• **DATA SUPPLIED**:

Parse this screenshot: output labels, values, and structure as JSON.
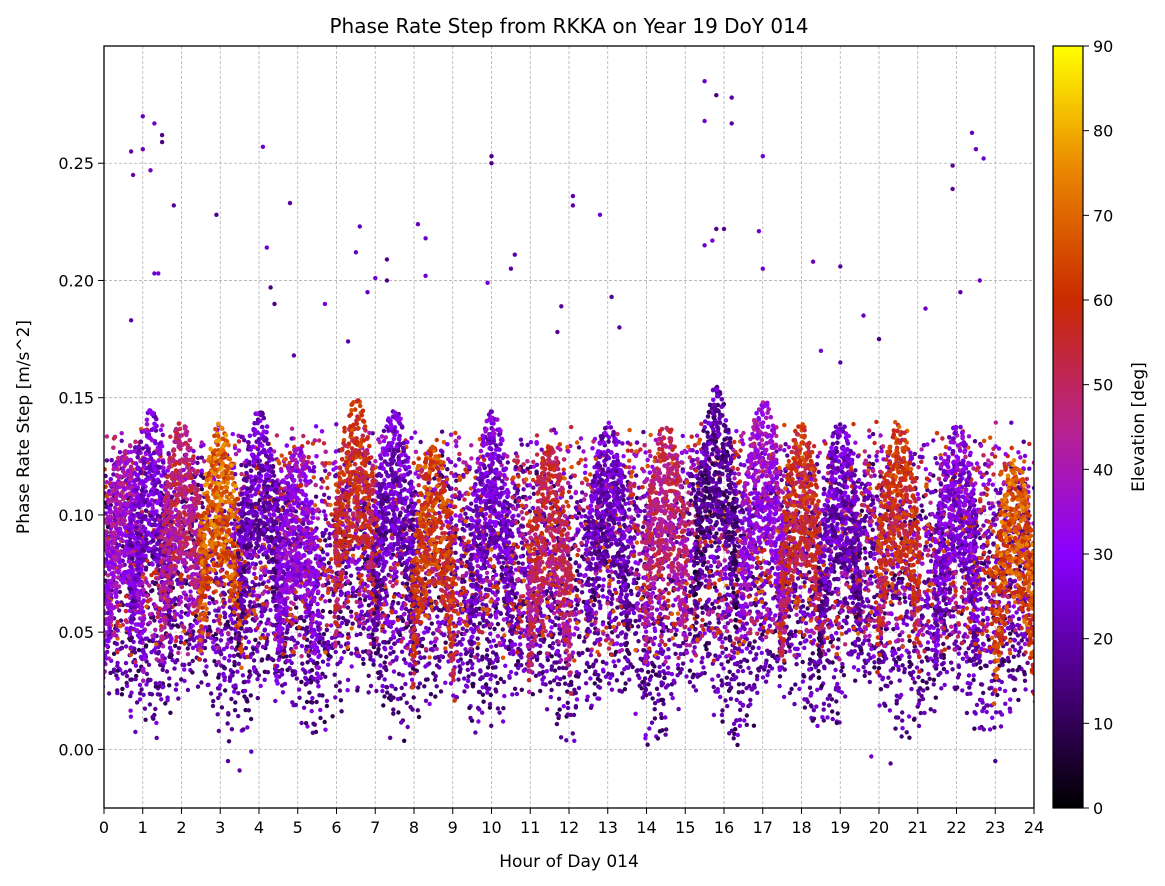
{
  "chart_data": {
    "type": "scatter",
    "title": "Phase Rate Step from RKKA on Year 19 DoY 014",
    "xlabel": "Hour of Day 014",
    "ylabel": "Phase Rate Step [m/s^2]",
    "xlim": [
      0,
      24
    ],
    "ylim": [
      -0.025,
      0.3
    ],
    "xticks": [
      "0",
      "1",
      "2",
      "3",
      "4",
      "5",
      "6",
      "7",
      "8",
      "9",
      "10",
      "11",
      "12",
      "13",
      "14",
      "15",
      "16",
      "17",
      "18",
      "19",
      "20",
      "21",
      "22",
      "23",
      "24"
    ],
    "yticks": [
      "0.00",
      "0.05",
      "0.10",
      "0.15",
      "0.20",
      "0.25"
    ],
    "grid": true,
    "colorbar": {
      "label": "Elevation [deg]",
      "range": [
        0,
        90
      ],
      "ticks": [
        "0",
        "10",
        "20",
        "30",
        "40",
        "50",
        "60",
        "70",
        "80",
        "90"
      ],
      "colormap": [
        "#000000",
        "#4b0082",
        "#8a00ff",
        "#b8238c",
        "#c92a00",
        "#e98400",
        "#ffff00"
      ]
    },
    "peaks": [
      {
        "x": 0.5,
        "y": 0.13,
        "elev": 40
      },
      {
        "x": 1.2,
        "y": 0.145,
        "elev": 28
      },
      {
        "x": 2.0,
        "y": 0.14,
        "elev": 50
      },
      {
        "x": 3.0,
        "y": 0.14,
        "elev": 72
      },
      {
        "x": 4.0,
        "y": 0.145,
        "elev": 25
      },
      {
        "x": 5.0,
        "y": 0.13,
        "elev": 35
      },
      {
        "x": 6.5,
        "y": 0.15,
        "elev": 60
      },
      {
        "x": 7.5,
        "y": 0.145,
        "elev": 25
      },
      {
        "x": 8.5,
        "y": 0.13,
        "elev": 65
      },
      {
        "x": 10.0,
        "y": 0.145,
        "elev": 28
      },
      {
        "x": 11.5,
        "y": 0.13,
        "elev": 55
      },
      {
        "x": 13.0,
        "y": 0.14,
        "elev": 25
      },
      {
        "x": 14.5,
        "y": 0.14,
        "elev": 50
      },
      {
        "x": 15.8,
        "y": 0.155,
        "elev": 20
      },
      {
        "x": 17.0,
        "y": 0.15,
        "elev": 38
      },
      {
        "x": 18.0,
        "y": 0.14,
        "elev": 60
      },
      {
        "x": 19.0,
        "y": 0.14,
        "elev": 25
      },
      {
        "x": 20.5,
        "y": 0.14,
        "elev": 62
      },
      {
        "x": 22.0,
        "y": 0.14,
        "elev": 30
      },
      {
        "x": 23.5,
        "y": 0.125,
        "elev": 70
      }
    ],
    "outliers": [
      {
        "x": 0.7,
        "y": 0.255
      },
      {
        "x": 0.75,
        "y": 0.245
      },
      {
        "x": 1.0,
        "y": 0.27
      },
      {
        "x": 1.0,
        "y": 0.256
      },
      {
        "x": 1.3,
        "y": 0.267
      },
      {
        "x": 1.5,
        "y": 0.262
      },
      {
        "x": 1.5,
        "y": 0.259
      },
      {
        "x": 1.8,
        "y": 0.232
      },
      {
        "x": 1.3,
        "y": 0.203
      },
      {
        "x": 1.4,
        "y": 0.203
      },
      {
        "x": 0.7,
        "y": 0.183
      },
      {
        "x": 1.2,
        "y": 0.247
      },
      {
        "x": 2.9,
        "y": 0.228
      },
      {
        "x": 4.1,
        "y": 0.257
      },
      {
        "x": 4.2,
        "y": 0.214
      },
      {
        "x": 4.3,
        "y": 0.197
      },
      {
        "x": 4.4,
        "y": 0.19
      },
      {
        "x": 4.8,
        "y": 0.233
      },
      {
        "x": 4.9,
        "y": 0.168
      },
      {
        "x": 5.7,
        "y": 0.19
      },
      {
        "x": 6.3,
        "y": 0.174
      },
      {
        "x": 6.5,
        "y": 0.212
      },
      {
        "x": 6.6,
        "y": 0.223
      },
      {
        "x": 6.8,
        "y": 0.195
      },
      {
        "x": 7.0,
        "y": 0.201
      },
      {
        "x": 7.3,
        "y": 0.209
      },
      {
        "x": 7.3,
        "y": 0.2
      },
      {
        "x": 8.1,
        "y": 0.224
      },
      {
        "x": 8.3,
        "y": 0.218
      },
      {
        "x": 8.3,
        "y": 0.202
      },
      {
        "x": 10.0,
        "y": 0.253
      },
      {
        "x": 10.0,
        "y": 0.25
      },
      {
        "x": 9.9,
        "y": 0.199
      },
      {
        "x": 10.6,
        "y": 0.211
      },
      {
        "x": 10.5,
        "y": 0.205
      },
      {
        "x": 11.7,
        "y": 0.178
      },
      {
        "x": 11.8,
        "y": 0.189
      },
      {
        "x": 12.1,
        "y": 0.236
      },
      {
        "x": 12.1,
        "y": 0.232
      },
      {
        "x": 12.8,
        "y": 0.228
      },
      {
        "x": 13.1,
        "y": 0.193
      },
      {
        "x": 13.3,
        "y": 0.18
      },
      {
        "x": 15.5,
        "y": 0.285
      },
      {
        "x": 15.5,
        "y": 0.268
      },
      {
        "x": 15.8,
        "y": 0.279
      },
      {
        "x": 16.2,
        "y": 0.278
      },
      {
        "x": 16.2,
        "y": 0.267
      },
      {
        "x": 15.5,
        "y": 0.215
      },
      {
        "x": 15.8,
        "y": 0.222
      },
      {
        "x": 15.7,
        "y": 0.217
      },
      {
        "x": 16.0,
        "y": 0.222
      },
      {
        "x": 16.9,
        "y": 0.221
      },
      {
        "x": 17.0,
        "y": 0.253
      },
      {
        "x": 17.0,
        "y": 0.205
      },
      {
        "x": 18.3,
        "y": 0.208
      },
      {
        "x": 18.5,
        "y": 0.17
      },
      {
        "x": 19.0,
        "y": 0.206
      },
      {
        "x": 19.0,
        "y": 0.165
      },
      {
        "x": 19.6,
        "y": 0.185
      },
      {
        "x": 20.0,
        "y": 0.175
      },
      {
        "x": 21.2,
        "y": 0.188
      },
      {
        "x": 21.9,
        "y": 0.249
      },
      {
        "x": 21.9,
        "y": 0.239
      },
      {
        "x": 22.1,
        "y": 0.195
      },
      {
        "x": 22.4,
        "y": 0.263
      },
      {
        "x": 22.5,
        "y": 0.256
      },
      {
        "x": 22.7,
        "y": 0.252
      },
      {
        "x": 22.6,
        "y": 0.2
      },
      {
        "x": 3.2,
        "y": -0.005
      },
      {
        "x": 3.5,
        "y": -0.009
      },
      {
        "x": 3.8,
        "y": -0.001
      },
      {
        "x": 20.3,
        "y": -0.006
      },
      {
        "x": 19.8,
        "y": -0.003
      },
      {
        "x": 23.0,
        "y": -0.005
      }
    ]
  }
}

• **REQUIREMENT**: Give the number of lines that hold the word "Step" in these records, with nothing added.

• **EXERCISE ANSWER**: 2